_WHAT THE TASK ASKS_
Your task is to copy every line of the entries that contains "لتحسين".

_RECORDS TO USE_
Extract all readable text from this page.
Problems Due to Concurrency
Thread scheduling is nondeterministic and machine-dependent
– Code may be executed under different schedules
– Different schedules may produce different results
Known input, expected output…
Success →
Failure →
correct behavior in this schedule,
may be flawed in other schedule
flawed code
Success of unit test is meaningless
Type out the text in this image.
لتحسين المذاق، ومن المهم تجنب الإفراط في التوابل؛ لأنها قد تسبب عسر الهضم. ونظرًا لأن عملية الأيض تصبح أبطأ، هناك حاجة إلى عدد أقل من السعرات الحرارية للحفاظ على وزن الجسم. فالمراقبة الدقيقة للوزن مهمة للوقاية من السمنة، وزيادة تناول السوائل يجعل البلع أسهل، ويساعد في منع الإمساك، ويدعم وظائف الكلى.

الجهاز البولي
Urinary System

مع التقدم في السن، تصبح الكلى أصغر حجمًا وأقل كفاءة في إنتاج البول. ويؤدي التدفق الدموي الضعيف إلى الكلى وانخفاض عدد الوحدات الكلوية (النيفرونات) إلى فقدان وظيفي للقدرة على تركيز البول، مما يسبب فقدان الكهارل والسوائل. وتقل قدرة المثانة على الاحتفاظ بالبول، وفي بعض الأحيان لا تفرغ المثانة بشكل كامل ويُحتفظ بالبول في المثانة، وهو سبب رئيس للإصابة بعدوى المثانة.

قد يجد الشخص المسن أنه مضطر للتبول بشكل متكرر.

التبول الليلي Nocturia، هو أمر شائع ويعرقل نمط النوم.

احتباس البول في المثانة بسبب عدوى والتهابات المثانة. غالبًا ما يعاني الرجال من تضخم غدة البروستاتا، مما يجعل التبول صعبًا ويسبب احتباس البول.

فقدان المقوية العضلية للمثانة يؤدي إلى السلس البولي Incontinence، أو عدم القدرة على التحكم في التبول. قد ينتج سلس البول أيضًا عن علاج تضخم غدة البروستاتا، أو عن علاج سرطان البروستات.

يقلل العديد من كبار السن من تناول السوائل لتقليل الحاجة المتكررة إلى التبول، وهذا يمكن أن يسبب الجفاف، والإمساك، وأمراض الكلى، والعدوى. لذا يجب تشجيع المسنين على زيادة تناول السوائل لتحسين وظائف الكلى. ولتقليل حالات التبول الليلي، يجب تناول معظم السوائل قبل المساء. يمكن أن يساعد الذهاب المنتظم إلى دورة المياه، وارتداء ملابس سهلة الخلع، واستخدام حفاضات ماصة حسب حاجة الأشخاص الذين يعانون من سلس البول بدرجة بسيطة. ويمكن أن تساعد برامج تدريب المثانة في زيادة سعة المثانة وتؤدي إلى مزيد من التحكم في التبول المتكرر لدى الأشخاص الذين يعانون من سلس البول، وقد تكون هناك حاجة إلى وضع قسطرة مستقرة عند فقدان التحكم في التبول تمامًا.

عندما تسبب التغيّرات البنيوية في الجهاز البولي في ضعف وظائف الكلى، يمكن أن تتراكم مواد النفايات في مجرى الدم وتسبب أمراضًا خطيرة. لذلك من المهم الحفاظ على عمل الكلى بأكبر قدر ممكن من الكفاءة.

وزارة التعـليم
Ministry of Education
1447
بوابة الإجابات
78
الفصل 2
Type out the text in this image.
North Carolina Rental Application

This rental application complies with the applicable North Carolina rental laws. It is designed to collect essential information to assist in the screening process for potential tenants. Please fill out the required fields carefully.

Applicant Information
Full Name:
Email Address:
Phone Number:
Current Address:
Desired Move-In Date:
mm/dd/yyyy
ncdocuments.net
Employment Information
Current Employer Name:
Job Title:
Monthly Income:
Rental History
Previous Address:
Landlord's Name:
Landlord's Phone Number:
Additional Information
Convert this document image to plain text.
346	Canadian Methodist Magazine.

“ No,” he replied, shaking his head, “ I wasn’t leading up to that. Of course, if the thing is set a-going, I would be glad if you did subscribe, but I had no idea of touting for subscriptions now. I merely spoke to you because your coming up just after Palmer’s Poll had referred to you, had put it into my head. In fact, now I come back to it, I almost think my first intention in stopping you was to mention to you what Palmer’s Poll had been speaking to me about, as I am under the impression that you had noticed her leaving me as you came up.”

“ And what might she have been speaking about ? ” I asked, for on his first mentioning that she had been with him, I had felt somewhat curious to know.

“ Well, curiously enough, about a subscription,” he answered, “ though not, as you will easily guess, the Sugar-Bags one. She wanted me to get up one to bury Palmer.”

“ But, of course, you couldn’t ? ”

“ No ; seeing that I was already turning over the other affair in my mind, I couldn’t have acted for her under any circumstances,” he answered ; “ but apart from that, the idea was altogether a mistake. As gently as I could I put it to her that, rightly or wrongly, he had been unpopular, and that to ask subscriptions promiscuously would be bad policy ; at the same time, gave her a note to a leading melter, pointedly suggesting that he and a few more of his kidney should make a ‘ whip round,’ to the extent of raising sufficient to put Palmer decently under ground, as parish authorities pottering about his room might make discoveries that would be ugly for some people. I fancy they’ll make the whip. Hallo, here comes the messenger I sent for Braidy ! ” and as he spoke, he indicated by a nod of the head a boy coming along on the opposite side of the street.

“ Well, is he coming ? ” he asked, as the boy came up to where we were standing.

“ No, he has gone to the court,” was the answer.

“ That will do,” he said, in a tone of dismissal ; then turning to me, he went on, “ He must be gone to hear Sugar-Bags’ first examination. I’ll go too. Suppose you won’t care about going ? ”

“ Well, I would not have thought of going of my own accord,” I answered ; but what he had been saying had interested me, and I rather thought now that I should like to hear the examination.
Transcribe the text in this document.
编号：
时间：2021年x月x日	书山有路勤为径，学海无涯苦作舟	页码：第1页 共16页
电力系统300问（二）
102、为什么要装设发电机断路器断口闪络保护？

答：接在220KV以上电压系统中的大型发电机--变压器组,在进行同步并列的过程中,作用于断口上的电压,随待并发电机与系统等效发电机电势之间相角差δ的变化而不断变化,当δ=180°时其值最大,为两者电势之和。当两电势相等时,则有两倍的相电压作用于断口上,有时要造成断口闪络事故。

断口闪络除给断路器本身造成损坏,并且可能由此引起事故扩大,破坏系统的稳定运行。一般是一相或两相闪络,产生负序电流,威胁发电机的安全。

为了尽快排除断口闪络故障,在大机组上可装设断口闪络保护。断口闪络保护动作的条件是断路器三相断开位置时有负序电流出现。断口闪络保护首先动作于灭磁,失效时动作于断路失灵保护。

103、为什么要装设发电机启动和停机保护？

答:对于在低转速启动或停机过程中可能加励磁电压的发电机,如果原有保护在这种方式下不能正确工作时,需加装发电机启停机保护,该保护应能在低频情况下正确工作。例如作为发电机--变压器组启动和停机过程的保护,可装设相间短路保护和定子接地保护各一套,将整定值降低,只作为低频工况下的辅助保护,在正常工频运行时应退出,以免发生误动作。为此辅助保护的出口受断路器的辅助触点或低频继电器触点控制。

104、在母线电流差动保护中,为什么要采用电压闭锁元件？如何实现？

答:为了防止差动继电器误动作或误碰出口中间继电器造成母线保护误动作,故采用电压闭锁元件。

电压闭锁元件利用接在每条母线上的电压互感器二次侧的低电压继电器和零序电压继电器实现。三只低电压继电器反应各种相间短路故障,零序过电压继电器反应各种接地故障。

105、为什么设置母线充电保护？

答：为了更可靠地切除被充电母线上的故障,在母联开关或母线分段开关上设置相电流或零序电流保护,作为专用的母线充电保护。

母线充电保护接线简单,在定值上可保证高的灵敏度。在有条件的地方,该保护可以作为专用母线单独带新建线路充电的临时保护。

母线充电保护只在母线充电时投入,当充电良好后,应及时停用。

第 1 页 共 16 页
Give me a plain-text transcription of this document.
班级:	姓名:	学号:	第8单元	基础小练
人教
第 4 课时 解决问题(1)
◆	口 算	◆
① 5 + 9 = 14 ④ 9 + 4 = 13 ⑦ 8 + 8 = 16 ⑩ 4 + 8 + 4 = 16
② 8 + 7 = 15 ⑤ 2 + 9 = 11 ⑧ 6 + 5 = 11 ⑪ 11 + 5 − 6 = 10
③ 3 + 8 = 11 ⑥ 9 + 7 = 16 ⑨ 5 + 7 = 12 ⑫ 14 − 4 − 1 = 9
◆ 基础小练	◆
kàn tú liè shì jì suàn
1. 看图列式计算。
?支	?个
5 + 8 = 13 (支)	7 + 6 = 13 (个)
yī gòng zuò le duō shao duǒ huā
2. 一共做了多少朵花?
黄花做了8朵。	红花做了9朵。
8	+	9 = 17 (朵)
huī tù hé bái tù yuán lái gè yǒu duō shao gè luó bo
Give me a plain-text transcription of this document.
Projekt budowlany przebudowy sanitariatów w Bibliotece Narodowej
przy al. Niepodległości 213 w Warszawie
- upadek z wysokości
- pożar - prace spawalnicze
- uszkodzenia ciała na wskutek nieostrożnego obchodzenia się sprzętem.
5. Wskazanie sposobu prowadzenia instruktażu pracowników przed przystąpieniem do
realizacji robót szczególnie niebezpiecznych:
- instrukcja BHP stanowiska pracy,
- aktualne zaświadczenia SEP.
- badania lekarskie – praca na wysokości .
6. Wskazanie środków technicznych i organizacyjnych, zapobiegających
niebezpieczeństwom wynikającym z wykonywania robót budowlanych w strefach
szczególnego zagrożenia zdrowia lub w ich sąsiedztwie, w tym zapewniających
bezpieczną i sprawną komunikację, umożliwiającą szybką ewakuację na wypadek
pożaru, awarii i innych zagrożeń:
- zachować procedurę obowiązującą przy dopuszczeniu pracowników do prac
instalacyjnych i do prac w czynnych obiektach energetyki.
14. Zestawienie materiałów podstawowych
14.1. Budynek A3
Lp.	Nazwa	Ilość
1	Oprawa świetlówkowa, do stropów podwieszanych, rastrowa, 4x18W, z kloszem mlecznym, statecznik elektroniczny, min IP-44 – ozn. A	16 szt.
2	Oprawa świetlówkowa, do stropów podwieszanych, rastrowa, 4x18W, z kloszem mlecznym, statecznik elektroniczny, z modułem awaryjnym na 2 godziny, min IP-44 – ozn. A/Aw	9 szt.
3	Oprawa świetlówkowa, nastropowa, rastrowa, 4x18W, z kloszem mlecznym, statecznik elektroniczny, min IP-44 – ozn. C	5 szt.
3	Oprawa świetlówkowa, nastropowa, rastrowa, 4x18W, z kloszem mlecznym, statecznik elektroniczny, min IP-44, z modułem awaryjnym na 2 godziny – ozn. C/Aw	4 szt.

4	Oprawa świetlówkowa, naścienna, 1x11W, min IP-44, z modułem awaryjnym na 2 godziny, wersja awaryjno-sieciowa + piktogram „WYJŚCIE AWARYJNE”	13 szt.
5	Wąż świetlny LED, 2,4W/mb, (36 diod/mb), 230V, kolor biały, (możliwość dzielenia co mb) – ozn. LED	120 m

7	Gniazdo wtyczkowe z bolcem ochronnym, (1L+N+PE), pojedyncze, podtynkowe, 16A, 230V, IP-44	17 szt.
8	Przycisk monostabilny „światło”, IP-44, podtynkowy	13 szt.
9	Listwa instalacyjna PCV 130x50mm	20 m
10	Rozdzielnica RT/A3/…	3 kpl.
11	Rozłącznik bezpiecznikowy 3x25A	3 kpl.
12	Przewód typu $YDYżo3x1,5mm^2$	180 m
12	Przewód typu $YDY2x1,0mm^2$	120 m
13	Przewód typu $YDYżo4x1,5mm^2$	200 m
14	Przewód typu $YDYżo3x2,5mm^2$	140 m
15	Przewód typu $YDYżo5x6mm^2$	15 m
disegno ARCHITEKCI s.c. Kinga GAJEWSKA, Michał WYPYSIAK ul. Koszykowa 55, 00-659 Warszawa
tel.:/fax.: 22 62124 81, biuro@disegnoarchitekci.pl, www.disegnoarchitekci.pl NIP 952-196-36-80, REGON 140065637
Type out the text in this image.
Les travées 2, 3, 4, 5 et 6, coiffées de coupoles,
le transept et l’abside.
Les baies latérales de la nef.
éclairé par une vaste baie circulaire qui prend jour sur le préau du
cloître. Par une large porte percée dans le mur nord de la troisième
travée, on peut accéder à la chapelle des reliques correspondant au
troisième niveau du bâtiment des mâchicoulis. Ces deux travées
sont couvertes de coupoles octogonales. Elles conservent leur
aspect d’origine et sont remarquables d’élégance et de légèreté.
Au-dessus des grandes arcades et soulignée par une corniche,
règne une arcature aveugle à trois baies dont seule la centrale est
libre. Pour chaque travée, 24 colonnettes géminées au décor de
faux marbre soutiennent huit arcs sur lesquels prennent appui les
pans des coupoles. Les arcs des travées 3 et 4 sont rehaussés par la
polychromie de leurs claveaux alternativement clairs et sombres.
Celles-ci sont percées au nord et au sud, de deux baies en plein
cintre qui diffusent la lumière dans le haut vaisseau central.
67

_SOLUTION FOR THIS PROBLEM_
لتحسين المذاق، ومن المهم تجنب الإفراط في التوابل؛ لأنها قد تسبب عسر الهضم. ونظرًا لأن عملية الأيض تصبح أبطأ، هناك حاجة إلى عدد أقل من السعرات الحرارية للحفاظ على وزن الجسم. فالمراقبة الدقيقة للوزن مهمة للوقاية من السمنة، وزيادة تناول السوائل يجعل البلع أسهل، ويساعد في منع الإمساك، ويدعم وظائف الكلى.
يقلل العديد من كبار السن من تناول السوائل لتقليل الحاجة المتكررة إلى التبول، وهذا يمكن أن يسبب الجفاف، والإمساك، وأمراض الكلى، والعدوى. لذا يجب تشجيع المسنين على زيادة تناول السوائل لتحسين وظائف الكلى. ولتقليل حالات التبول الليلي، يجب تناول معظم السوائل قبل المساء. يمكن أن يساعد الذهاب المنتظم إلى دورة المياه، وارتداء ملابس سهلة الخلع، واستخدام حفاضات ماصة حسب حاجة الأشخاص الذين يعانون من سلس البول بدرجة بسيطة. ويمكن أن تساعد برامج تدريب المثانة في زيادة سعة المثانة وتؤدي إلى مزيد من التحكم في التبول المتكرر لدى الأشخاص الذين يعانون من سلس البول، وقد تكون هناك حاجة إلى وضع قسطرة مستقرة عند فقدان التحكم في التبول تمامًا.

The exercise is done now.